> _Exercise_: Reproduce the listing below verbatim, line for line, and omit the pictures from your answer.

□ □ □ □

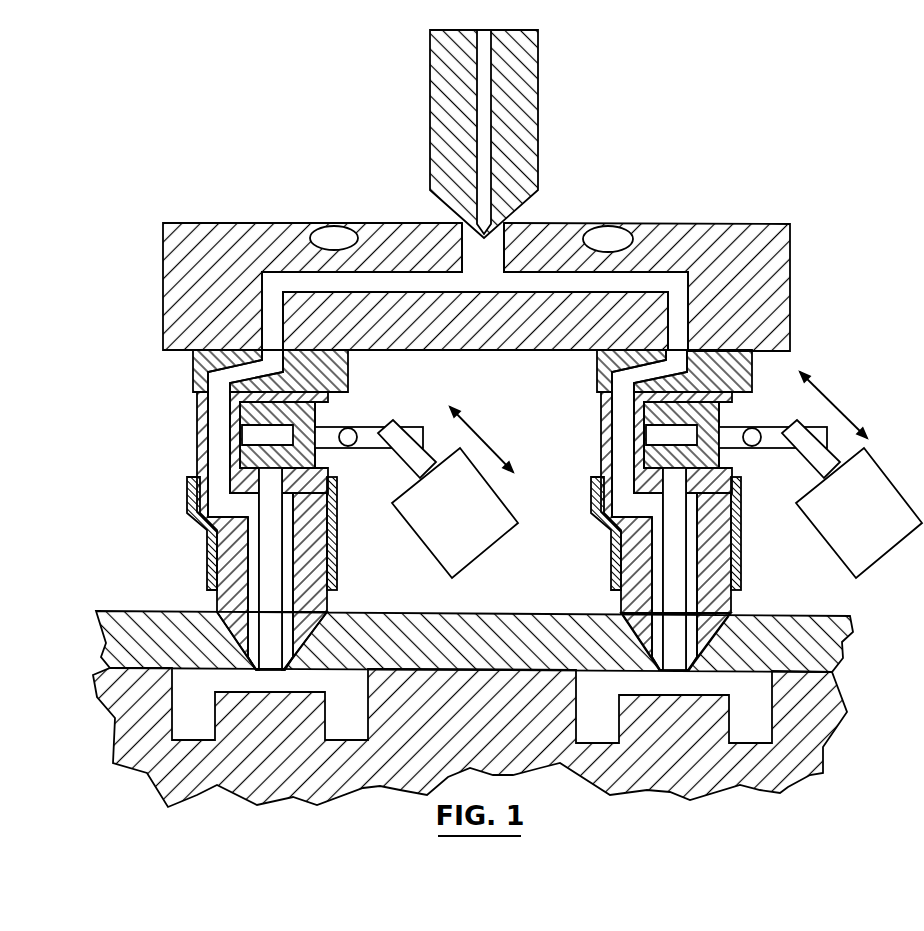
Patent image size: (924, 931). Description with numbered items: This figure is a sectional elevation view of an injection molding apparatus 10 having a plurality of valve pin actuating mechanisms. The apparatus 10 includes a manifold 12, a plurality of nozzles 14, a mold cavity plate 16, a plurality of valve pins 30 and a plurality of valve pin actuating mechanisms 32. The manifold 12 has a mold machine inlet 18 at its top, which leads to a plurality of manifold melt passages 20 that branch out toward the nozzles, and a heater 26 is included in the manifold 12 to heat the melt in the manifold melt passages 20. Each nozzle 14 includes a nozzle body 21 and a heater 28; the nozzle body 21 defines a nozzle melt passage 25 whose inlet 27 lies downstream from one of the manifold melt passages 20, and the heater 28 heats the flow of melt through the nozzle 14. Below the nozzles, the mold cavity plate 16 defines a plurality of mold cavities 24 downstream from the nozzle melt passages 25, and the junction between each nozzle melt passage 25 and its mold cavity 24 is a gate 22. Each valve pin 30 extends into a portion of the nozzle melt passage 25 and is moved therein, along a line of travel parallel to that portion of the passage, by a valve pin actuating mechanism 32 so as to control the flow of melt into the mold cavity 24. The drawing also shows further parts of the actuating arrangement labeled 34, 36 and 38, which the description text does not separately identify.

The injection molding apparatus 10 is at (507, 418).
The manifold 12 is at (484, 227).
The nozzle 14 is at (515, 480).
The mold cavity plate 16 is at (476, 675).
The mold machine inlet 18 is at (498, 243).
The manifold melt passage 20 is at (268, 283).
The nozzle body 21 is at (210, 607).
The gate 22 is at (270, 672).
The mold cavity 24 is at (190, 678).
The nozzle melt passage 25 is at (222, 462).
The heater 26 is at (338, 236).
The inlet 27 is at (258, 342).
The heater 28 is at (334, 570).
The valve pin 30 is at (270, 597).
The valve pin actuating mechanism 32 is at (330, 412).
The link 34 is at (328, 460).
The actuator arm 36 is at (375, 425).
The actuator 38 is at (415, 517).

□ □ □ □

> _Task result_:
Patent image size: (924, 931). Description with numbered items: This figure is a sectional elevation view of an injection molding apparatus 10 having a plurality of valve pin actuating mechanisms. The apparatus 10 includes a manifold 12, a plurality of nozzles 14, a mold cavity plate 16, a plurality of valve pins 30 and a plurality of valve pin actuating mechanisms 32. The manifold 12 has a mold machine inlet 18 at its top, which leads to a plurality of manifold melt passages 20 that branch out toward the nozzles, and a heater 26 is included in the manifold 12 to heat the melt in the manifold melt passages 20. Each nozzle 14 includes a nozzle body 21 and a heater 28; the nozzle body 21 defines a nozzle melt passage 25 whose inlet 27 lies downstream from one of the manifold melt passages 20, and the heater 28 heats the flow of melt through the nozzle 14. Below the nozzles, the mold cavity plate 16 defines a plurality of mold cavities 24 downstream from the nozzle melt passages 25, and the junction between each nozzle melt passage 25 and its mold cavity 24 is a gate 22. Each valve pin 30 extends into a portion of the nozzle melt passage 25 and is moved therein, along a line of travel parallel to that portion of the passage, by a valve pin actuating mechanism 32 so as to control the flow of melt into the mold cavity 24. The drawing also shows further parts of the actuating arrangement labeled 34, 36 and 38, which the description text does not separately identify.

The injection molding apparatus 10 is at (507, 418).
The manifold 12 is at (484, 227).
The nozzle 14 is at (515, 480).
The mold cavity plate 16 is at (476, 675).
The mold machine inlet 18 is at (498, 243).
The manifold melt passage 20 is at (268, 283).
The nozzle body 21 is at (210, 607).
The gate 22 is at (270, 672).
The mold cavity 24 is at (190, 678).
The nozzle melt passage 25 is at (222, 462).
The heater 26 is at (338, 236).
The inlet 27 is at (258, 342).
The heater 28 is at (334, 570).
The valve pin 30 is at (270, 597).
The valve pin actuating mechanism 32 is at (330, 412).
The link 34 is at (328, 460).
The actuator arm 36 is at (375, 425).
The actuator 38 is at (415, 517).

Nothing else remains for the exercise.